Every year around June, a familiar question comes up for business owners: “Do I need to increase everyone’s wages from 1st July?”

It sounds like it should be a simple yes or no answer, but in practice it's rarely that straight forward.


Some employees are paid exactly on award rates. Some are paid above award. Some are on salaries that were originally set with a comfortable buffer, but that buffer has slowly disappeared over time. Others are on flat hourly rates that were intended to cover penalties, allowances or overtime, but no one has checked the numbers properly for a while.


This year, the July wage increase also lands alongside another significant payroll change: Payday Super.

From 1st July 2026, employers will need to pay superannuation at the same time they pay wages, with the contributions generally needing to reach the employee’s nominated super fund within 7 business days.


So let's take a look at what you need to do before 1st July to ensure that you don't get caught out...



Woman reviews payroll at laptop; July 2026 calendar, pay chart, coins, and Super jar with Paid on time sign in office scene.


July 2026 Wage Increase & Payday Super - What's Changed?

Following the 2026 Annual Wage Review, the Fair Work Commission has increased the National Minimum Wage and minimum award wages from 1st July 2026.


The new National Minimum Wage is $1,004.90 per week, or $26.44 per hour.

Award minimum wages have increased by 4.75%, subject to some minimum floor rates for ongoing and entry level employment.

Importantly, the increase applies from the first full pay period starting on or after 1 July 2026. This means the exact date will depend on your pay cycle. If your pay period starts on Monday and 1st July falls mid pay cycle, the new rates may not apply until the next full pay period.


Payday Super is a separate change, but it affects the same payroll process.

At the moment, many employers pay super quarterly. From 1st July 2026, super will need to be processed at the time wages are paid to ensure it arrives in the employees super fund within 7 days.

The rule is aimed at making super payments more timely and reducing unpaid super, but for businesses it also changes cash flow and payroll processing.



Why This Matters

For many businesses, wages are one of the largest costs in the business. Even a modest increase can have a real impact when you multiply it across hours, penalty rates, casual loading, overtime, allowances, leave loading and super.


The compliance risk is also easy to underestimate. An underpayment doesn't always happen because a business deliberately pays below the award. More often, it happens because no one has checked the award classification properly, the rate in the payroll system hasn't been updated, a salary buffer has gradually disappeared, or a casual employee’s flat rate no longer covers what it was meant to cover.

Data lines:
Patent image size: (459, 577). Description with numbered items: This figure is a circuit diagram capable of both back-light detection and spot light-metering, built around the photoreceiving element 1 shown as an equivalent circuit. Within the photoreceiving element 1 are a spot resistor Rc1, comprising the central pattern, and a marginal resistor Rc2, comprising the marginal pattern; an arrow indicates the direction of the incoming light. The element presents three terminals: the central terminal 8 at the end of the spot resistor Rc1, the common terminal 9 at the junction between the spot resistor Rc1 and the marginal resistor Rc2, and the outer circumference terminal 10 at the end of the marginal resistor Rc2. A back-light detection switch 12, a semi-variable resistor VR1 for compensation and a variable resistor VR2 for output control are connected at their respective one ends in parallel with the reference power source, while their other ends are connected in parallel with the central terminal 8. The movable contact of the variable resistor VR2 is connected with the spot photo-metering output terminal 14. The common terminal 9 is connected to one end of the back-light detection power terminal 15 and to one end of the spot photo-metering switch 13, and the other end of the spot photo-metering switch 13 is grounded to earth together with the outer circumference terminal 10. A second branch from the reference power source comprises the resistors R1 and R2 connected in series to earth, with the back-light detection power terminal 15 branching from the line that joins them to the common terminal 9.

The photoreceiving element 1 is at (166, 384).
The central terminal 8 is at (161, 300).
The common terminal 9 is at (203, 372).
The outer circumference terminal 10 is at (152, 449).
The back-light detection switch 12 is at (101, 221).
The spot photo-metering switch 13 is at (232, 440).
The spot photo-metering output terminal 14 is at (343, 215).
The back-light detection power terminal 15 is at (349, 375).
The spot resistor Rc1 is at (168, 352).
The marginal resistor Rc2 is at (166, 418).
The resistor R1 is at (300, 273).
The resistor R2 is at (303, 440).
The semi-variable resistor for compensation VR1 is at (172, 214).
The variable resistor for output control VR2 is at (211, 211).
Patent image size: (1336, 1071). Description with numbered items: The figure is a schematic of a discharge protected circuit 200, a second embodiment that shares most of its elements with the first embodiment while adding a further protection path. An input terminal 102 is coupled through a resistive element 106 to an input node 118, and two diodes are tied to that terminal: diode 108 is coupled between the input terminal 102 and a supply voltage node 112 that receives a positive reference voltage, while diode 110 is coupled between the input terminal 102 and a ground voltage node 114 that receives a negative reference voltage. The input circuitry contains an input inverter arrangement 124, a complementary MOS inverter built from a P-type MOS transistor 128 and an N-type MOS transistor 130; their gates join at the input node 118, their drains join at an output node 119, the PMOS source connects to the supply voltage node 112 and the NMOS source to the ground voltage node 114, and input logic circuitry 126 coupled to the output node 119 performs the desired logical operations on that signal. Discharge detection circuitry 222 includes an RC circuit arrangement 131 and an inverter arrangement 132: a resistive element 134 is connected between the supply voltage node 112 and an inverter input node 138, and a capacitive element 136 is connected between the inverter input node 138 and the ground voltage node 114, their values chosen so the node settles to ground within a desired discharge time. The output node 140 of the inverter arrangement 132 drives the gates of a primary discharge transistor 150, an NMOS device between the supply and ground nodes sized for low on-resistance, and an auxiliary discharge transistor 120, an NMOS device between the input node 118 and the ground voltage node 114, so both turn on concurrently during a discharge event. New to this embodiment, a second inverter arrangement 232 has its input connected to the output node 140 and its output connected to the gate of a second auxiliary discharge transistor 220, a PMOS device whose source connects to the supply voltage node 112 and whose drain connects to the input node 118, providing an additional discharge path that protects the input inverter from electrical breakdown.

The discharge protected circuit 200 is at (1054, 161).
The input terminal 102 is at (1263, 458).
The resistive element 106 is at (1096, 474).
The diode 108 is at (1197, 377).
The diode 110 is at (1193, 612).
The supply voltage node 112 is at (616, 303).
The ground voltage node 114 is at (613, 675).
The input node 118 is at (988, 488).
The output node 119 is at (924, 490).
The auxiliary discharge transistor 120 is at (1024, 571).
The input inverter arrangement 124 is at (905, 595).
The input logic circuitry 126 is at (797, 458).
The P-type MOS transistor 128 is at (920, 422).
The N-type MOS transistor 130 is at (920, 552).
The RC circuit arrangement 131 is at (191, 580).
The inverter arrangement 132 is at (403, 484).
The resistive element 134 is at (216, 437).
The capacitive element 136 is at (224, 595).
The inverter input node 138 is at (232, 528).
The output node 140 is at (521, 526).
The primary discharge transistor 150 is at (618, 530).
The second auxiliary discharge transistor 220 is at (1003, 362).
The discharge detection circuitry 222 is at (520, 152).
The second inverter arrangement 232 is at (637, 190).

To-do list:
[1] In the article on the July 2026 wage increase and Payday Super, what is the new National Minimum Wage per week and per hour?
[2] Pick up the article on the July 2026 wage increase and Payday Super after its final sentence and continue writing it.

Written responses:
[1] $1,004.90 per week, or $26.44 per hour.

[2]
That's why award classification is such an important starting point. You can't confidently check whether someone is being paid correctly unless you first know which award applies, which classification level applies, and what entitlements attach to that role. We have written more about this here: Why Award Classification Matters and How to Get It Right


The cultural impact matters too. Employees are more aware of wage increases than ever before, and if they hear about a July wage increase and don't see any change in their pay, they may question whether they are being paid correctly.

Sometimes the answer is that they are already paid above the new minimum, but if the business can't explain that clearly, uncertainty can quickly turn into mistrust.



Not Every Employee Automatically Needs A Pay Increase

This is one of the most important points for business owners to understand.

If an employee is paid at the minimum award rate, their rate will generally need to increase from the first full pay period on or after 1 July 2026.

However, if an employee is paid above the applicable minimum rate, you don't necessarily need to increase their pay simply because the award minimum has increased. The key question is whether their current rate still sits above the new minimum entitlement once the increase has been applied.


For example, if an employee’s award minimum increases to say $31.00 per hour and you're already paying them $34.00 per hour, you may not need to increase their rate. But if their current rate is $31.50 and the new minimum becomes $31.80, then it definitely needs to be reviewed.

Where businesses get caught is assuming that “above award” means “safe”. It only means safe if you've checked the current rate against the new award rate and all applicable entitlements.


This is especially important for employees on annual salaries. A salary may look generous on paper, but you still need to check whether it covers the employee’s minimum entitlements based on their actual role, classification, hours, overtime, penalty rates, allowances and other award conditions.


A salary that was compliant two years ago may not still be compliant after multiple wage increases.

If you want a more practical explanation of how to approach wage compliance, this article may also be helpful: Wage Compliance Made Simple: How to Pay the Correct Wages



The 40 Hour Week Issue

The July wage increase is also a good reminder to check how ordinary hours are being managed.


Many businesses operate on a 40 hour week because it suits the business, the industry, or the way rosters have always been set up.

A 40 hour week is not automatically unlawful, but it needs to be set up properly. Under many awards, the standard ordinary hours are 38 per week, and if employees are working 40 hours, the extra time may need to be managed through an RDO arrangement, an averaging arrangement, overtime, or another lawful method.


This matters because wage increases can expose arrangements that were already a little unclear. If you're paying a salary or a loaded hourly rate based on a 40 hour week, you need to be confident the arrangement still leaves the employee better off overall and doesn't accidentally create an underpayment.


For more detail on this issue, we've covered it here: Is a 40 Hour Week Lawful?



Payday Super

Payday Super changes the timing of super payments, not the basic concept of super which remains at 12%. But in practical terms, it's a major process change.


For businesses that already pay super each pay cycle, the adjustment may be relatively minor, but for businesses that pay quarterly, the change is more significant.

Super will no longer be something that can be dealt with later in the quarter. It will need to be built into the normal payroll cycle.


This has two practical consequences.


First, cash flow will feel different. The money that may previously have sat in the business until the quarterly super deadline will need to move much sooner.

For businesses with tight margins, seasonal revenue or inconsistent cash flow, this needs to be planned before it becomes a problem.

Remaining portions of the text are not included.